Exercise: Look through the data below. Collect every line where the word "ylabel" occurs.

Input rows:
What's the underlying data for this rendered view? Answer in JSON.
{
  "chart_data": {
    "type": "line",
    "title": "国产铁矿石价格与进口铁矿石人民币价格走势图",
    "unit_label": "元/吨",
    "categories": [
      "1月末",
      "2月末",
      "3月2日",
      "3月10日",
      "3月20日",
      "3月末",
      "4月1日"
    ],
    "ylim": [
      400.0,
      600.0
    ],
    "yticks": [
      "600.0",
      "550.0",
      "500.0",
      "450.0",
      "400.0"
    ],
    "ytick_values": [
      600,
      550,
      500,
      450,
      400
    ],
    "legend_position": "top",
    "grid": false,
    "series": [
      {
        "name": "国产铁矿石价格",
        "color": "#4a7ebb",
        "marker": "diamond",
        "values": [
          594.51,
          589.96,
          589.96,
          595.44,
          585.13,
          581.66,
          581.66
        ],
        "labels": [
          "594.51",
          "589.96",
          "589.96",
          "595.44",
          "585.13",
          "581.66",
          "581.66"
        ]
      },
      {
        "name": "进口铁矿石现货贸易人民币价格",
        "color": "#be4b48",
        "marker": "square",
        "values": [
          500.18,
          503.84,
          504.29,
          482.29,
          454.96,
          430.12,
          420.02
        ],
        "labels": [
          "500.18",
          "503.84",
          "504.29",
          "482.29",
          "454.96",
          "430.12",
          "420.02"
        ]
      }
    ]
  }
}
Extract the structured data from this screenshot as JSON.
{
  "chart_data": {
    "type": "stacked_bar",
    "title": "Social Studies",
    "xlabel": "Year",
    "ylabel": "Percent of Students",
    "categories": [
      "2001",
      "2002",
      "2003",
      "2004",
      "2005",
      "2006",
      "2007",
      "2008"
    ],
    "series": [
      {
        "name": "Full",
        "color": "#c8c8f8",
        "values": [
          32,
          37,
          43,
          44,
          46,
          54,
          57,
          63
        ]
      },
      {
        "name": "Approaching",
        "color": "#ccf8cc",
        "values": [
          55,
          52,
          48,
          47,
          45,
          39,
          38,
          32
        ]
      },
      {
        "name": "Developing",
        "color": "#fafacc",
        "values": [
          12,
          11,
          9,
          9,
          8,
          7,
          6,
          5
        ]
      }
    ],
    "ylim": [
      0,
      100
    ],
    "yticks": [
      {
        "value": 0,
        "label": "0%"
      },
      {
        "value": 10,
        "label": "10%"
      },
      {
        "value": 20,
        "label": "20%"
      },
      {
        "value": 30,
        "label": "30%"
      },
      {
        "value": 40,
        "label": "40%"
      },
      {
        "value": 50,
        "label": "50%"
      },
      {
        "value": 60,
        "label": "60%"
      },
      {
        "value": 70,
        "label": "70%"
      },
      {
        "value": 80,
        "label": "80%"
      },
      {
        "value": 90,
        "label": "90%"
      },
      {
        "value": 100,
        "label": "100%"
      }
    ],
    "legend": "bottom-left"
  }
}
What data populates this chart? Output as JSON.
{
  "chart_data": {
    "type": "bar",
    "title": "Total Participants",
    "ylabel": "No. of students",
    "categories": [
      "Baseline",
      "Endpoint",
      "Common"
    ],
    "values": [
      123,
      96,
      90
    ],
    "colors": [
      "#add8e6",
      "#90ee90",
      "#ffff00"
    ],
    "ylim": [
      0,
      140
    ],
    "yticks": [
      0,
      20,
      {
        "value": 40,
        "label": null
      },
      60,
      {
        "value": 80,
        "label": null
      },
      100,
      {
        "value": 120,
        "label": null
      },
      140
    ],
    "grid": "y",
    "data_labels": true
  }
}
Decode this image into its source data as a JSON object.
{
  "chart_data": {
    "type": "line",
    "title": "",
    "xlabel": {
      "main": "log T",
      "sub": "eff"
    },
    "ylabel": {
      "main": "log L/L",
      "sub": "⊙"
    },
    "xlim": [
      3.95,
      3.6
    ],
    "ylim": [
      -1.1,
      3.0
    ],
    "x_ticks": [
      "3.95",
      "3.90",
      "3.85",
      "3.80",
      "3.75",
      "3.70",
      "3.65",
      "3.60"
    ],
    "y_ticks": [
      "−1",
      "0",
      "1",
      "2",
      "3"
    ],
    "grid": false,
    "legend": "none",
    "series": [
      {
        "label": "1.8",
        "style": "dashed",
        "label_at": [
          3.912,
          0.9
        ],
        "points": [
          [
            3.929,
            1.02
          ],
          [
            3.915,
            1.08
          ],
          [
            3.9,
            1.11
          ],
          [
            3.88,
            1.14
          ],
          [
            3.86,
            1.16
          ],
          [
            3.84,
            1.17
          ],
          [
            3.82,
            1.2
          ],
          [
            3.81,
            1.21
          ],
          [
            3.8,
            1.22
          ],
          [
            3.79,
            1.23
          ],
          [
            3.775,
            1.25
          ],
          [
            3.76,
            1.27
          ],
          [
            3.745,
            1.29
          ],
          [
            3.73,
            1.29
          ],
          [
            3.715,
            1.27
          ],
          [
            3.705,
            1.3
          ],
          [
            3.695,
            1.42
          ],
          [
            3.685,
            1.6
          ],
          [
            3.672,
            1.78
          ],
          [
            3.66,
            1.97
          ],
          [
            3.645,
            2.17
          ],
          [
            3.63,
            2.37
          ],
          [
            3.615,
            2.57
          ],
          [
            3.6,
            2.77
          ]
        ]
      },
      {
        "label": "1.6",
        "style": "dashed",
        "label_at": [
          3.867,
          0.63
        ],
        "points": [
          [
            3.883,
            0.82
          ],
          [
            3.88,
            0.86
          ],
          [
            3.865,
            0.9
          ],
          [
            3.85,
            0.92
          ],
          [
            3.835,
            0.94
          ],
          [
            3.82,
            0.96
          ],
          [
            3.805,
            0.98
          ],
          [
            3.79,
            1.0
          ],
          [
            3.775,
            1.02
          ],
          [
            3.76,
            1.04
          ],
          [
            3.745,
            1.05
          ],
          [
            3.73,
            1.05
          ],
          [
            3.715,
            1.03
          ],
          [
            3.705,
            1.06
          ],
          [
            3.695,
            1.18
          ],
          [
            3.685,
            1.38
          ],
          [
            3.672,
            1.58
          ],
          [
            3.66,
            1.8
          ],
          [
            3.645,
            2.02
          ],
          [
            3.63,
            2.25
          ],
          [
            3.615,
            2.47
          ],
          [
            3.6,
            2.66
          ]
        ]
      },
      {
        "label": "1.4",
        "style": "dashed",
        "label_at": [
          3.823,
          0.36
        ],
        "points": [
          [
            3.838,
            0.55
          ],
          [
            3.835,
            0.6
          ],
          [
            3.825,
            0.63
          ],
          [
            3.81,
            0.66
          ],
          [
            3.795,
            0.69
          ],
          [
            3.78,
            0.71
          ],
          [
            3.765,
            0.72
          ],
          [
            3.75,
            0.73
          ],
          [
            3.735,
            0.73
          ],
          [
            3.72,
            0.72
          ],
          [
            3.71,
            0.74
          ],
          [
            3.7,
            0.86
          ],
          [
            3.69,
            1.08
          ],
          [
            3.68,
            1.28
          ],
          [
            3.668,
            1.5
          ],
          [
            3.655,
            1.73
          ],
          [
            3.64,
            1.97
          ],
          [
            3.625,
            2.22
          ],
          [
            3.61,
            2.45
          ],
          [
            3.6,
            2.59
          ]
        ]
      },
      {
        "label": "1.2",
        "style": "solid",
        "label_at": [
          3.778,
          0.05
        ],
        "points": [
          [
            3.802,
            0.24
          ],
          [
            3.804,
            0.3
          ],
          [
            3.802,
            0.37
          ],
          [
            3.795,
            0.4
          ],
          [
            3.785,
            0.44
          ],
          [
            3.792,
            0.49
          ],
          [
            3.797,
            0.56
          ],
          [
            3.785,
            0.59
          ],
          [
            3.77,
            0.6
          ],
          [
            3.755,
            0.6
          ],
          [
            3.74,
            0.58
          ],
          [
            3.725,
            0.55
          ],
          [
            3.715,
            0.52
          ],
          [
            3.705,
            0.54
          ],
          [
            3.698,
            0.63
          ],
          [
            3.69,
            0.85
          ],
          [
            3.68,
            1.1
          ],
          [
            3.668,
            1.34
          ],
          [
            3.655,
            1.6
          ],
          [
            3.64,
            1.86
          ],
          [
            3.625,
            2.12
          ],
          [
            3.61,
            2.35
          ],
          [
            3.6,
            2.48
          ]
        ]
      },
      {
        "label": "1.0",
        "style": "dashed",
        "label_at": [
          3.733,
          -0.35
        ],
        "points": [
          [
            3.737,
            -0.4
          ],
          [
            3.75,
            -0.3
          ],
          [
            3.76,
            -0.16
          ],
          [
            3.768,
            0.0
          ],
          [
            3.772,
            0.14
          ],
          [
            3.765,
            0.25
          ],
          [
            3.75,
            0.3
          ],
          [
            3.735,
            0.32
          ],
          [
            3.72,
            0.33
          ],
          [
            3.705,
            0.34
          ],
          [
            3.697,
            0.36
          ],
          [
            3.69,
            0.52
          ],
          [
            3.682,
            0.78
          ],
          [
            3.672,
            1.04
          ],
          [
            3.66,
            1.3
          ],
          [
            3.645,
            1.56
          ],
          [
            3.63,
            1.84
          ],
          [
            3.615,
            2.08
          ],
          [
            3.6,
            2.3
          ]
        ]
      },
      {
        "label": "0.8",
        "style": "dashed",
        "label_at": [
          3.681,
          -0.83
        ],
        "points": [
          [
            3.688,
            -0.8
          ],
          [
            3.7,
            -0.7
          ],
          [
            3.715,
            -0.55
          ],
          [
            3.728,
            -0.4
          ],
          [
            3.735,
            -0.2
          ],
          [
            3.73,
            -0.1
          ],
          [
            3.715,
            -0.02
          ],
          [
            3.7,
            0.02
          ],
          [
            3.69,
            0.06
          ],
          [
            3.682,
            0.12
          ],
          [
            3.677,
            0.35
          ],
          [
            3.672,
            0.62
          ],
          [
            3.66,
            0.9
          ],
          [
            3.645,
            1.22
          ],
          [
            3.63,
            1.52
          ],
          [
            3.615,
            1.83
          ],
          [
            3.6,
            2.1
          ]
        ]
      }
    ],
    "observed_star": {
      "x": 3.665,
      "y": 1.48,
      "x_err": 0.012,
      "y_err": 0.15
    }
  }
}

Response to the task:
    "ylabel": "Percent of Students",
    "ylabel": "No. of students",
    "ylabel": {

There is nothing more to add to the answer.